_TASK OBJECTIVE_:
Return the listing below word for word.

(Entries with figure data)
"""

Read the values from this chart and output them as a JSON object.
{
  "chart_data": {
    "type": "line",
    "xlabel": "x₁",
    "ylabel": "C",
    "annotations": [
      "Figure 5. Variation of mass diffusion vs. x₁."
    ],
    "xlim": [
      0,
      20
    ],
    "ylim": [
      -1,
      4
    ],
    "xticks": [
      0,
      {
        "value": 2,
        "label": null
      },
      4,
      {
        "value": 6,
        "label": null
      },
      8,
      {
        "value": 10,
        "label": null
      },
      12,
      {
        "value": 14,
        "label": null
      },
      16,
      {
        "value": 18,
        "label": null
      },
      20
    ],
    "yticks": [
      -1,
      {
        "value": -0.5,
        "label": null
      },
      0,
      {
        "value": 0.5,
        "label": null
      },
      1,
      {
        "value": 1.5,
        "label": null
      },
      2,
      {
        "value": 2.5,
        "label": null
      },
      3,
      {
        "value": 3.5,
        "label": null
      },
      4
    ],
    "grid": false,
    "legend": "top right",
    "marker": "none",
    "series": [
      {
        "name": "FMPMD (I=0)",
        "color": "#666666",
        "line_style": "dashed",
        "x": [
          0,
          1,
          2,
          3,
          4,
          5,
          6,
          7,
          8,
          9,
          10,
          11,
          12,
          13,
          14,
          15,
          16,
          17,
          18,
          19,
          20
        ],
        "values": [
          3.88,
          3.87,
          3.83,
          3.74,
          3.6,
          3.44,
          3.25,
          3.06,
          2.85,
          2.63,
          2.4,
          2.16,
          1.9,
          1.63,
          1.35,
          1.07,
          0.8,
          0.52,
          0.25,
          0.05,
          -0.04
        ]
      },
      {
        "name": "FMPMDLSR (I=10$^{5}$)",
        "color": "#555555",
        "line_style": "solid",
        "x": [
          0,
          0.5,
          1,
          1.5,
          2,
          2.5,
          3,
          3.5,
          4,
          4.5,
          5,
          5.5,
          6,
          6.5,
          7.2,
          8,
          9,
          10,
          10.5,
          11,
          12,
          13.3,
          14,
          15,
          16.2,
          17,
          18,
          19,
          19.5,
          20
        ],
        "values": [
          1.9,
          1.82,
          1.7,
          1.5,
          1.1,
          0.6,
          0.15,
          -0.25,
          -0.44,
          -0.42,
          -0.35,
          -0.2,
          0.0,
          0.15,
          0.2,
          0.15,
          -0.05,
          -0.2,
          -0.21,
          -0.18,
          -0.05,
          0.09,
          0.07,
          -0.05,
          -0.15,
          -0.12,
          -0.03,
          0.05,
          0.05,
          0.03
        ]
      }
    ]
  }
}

"""

_WRITTEN ANSWER_:
Read the values from this chart and output them as a JSON object.
{
  "chart_data": {
    "type": "line",
    "xlabel": "x₁",
    "ylabel": "C",
    "annotations": [
      "Figure 5. Variation of mass diffusion vs. x₁."
    ],
    "xlim": [
      0,
      20
    ],
    "ylim": [
      -1,
      4
    ],
    "xticks": [
      0,
      {
        "value": 2,
        "label": null
      },
      4,
      {
        "value": 6,
        "label": null
      },
      8,
      {
        "value": 10,
        "label": null
      },
      12,
      {
        "value": 14,
        "label": null
      },
      16,
      {
        "value": 18,
        "label": null
      },
      20
    ],
    "yticks": [
      -1,
      {
        "value": -0.5,
        "label": null
      },
      0,
      {
        "value": 0.5,
        "label": null
      },
      1,
      {
        "value": 1.5,
        "label": null
      },
      2,
      {
        "value": 2.5,
        "label": null
      },
      3,
      {
        "value": 3.5,
        "label": null
      },
      4
    ],
    "grid": false,
    "legend": "top right",
    "marker": "none",
    "series": [
      {
        "name": "FMPMD (I=0)",
        "color": "#666666",
        "line_style": "dashed",
        "x": [
          0,
          1,
          2,
          3,
          4,
          5,
          6,
          7,
          8,
          9,
          10,
          11,
          12,
          13,
          14,
          15,
          16,
          17,
          18,
          19,
          20
        ],
        "values": [
          3.88,
          3.87,
          3.83,
          3.74,
          3.6,
          3.44,
          3.25,
          3.06,
          2.85,
          2.63,
          2.4,
          2.16,
          1.9,
          1.63,
          1.35,
          1.07,
          0.8,
          0.52,
          0.25,
          0.05,
          -0.04
        ]
      },
      {
        "name": "FMPMDLSR (I=10$^{5}$)",
        "color": "#555555",
        "line_style": "solid",
        "x": [
          0,
          0.5,
          1,
          1.5,
          2,
          2.5,
          3,
          3.5,
          4,
          4.5,
          5,
          5.5,
          6,
          6.5,
          7.2,
          8,
          9,
          10,
          10.5,
          11,
          12,
          13.3,
          14,
          15,
          16.2,
          17,
          18,
          19,
          19.5,
          20
        ],
        "values": [
          1.9,
          1.82,
          1.7,
          1.5,
          1.1,
          0.6,
          0.15,
          -0.25,
          -0.44,
          -0.42,
          -0.35,
          -0.2,
          0.0,
          0.15,
          0.2,
          0.15,
          -0.05,
          -0.2,
          -0.21,
          -0.18,
          -0.05,
          0.09,
          0.07,
          -0.05,
          -0.15,
          -0.12,
          -0.03,
          0.05,
          0.05,
          0.03
        ]
      }
    ]
  }
}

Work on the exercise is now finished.